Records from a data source
>> Begin
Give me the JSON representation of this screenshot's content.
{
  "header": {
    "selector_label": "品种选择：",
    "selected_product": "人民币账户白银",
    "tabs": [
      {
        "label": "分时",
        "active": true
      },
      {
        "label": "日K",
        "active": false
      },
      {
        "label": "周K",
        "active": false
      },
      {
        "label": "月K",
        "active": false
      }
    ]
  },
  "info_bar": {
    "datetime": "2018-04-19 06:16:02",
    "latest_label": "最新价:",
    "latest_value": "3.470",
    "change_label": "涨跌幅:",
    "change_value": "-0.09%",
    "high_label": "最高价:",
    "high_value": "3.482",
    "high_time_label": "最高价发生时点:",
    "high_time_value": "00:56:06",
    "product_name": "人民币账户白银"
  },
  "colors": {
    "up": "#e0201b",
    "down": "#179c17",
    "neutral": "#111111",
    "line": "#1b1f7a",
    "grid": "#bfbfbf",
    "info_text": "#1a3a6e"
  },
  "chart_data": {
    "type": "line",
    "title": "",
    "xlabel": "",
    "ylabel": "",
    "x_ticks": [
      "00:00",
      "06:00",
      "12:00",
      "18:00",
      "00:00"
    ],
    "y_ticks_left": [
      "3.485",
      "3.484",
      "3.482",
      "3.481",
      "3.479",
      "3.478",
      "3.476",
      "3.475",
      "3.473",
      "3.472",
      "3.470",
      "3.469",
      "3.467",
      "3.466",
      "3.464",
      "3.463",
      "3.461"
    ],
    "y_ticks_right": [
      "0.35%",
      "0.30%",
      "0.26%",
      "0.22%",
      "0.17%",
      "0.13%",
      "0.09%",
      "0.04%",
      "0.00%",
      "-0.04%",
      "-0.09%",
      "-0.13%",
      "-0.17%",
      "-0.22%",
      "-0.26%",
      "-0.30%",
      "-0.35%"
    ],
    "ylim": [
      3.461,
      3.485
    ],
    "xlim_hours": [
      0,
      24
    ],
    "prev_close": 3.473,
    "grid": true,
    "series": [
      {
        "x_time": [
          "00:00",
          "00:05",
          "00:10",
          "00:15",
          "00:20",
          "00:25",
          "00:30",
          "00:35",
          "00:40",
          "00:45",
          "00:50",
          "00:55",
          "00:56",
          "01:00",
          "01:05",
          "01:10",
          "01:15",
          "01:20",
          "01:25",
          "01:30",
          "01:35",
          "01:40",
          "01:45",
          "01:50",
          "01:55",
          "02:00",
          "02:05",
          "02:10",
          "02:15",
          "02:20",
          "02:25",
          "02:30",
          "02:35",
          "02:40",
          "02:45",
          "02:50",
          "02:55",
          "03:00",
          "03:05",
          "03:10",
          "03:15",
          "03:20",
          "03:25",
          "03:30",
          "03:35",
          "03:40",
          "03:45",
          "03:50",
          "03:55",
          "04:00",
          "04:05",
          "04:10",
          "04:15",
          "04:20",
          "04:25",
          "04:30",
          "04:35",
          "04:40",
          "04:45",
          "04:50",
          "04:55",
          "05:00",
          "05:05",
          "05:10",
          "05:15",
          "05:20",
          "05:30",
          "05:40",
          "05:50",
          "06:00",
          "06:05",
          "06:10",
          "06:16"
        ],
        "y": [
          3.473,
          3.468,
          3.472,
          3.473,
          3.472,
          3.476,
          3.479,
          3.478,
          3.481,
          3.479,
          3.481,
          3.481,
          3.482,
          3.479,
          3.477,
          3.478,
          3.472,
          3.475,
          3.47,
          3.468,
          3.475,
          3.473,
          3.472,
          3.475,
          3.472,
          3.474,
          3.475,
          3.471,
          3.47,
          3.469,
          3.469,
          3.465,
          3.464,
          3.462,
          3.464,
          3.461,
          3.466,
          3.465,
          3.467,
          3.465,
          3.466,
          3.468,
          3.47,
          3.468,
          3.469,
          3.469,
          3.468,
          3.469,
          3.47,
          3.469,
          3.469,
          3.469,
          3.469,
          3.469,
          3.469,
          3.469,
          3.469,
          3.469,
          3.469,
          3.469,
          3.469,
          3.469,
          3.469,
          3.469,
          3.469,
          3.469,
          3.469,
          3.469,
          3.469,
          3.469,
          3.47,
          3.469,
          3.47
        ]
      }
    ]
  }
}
>> End
Stated goal >>
Write the complete data out, exactly as above.

Completed task >>
Give me the JSON representation of this screenshot's content.
{
  "header": {
    "selector_label": "品种选择：",
    "selected_product": "人民币账户白银",
    "tabs": [
      {
        "label": "分时",
        "active": true
      },
      {
        "label": "日K",
        "active": false
      },
      {
        "label": "周K",
        "active": false
      },
      {
        "label": "月K",
        "active": false
      }
    ]
  },
  "info_bar": {
    "datetime": "2018-04-19 06:16:02",
    "latest_label": "最新价:",
    "latest_value": "3.470",
    "change_label": "涨跌幅:",
    "change_value": "-0.09%",
    "high_label": "最高价:",
    "high_value": "3.482",
    "high_time_label": "最高价发生时点:",
    "high_time_value": "00:56:06",
    "product_name": "人民币账户白银"
  },
  "colors": {
    "up": "#e0201b",
    "down": "#179c17",
    "neutral": "#111111",
    "line": "#1b1f7a",
    "grid": "#bfbfbf",
    "info_text": "#1a3a6e"
  },
  "chart_data": {
    "type": "line",
    "title": "",
    "xlabel": "",
    "ylabel": "",
    "x_ticks": [
      "00:00",
      "06:00",
      "12:00",
      "18:00",
      "00:00"
    ],
    "y_ticks_left": [
      "3.485",
      "3.484",
      "3.482",
      "3.481",
      "3.479",
      "3.478",
      "3.476",
      "3.475",
      "3.473",
      "3.472",
      "3.470",
      "3.469",
      "3.467",
      "3.466",
      "3.464",
      "3.463",
      "3.461"
    ],
    "y_ticks_right": [
      "0.35%",
      "0.30%",
      "0.26%",
      "0.22%",
      "0.17%",
      "0.13%",
      "0.09%",
      "0.04%",
      "0.00%",
      "-0.04%",
      "-0.09%",
      "-0.13%",
      "-0.17%",
      "-0.22%",
      "-0.26%",
      "-0.30%",
      "-0.35%"
    ],
    "ylim": [
      3.461,
      3.485
    ],
    "xlim_hours": [
      0,
      24
    ],
    "prev_close": 3.473,
    "grid": true,
    "series": [
      {
        "x_time": [
          "00:00",
          "00:05",
          "00:10",
          "00:15",
          "00:20",
          "00:25",
          "00:30",
          "00:35",
          "00:40",
          "00:45",
          "00:50",
          "00:55",
          "00:56",
          "01:00",
          "01:05",
          "01:10",
          "01:15",
          "01:20",
          "01:25",
          "01:30",
          "01:35",
          "01:40",
          "01:45",
          "01:50",
          "01:55",
          "02:00",
          "02:05",
          "02:10",
          "02:15",
          "02:20",
          "02:25",
          "02:30",
          "02:35",
          "02:40",
          "02:45",
          "02:50",
          "02:55",
          "03:00",
          "03:05",
          "03:10",
          "03:15",
          "03:20",
          "03:25",
          "03:30",
          "03:35",
          "03:40",
          "03:45",
          "03:50",
          "03:55",
          "04:00",
          "04:05",
          "04:10",
          "04:15",
          "04:20",
          "04:25",
          "04:30",
          "04:35",
          "04:40",
          "04:45",
          "04:50",
          "04:55",
          "05:00",
          "05:05",
          "05:10",
          "05:15",
          "05:20",
          "05:30",
          "05:40",
          "05:50",
          "06:00",
          "06:05",
          "06:10",
          "06:16"
        ],
        "y": [
          3.473,
          3.468,
          3.472,
          3.473,
          3.472,
          3.476,
          3.479,
          3.478,
          3.481,
          3.479,
          3.481,
          3.481,
          3.482,
          3.479,
          3.477,
          3.478,
          3.472,
          3.475,
          3.47,
          3.468,
          3.475,
          3.473,
          3.472,
          3.475,
          3.472,
          3.474,
          3.475,
          3.471,
          3.47,
          3.469,
          3.469,
          3.465,
          3.464,
          3.462,
          3.464,
          3.461,
          3.466,
          3.465,
          3.467,
          3.465,
          3.466,
          3.468,
          3.47,
          3.468,
          3.469,
          3.469,
          3.468,
          3.469,
          3.47,
          3.469,
          3.469,
          3.469,
          3.469,
          3.469,
          3.469,
          3.469,
          3.469,
          3.469,
          3.469,
          3.469,
          3.469,
          3.469,
          3.469,
          3.469,
          3.469,
          3.469,
          3.469,
          3.469,
          3.469,
          3.469,
          3.47,
          3.469,
          3.47
        ]
      }
    ]
  }
}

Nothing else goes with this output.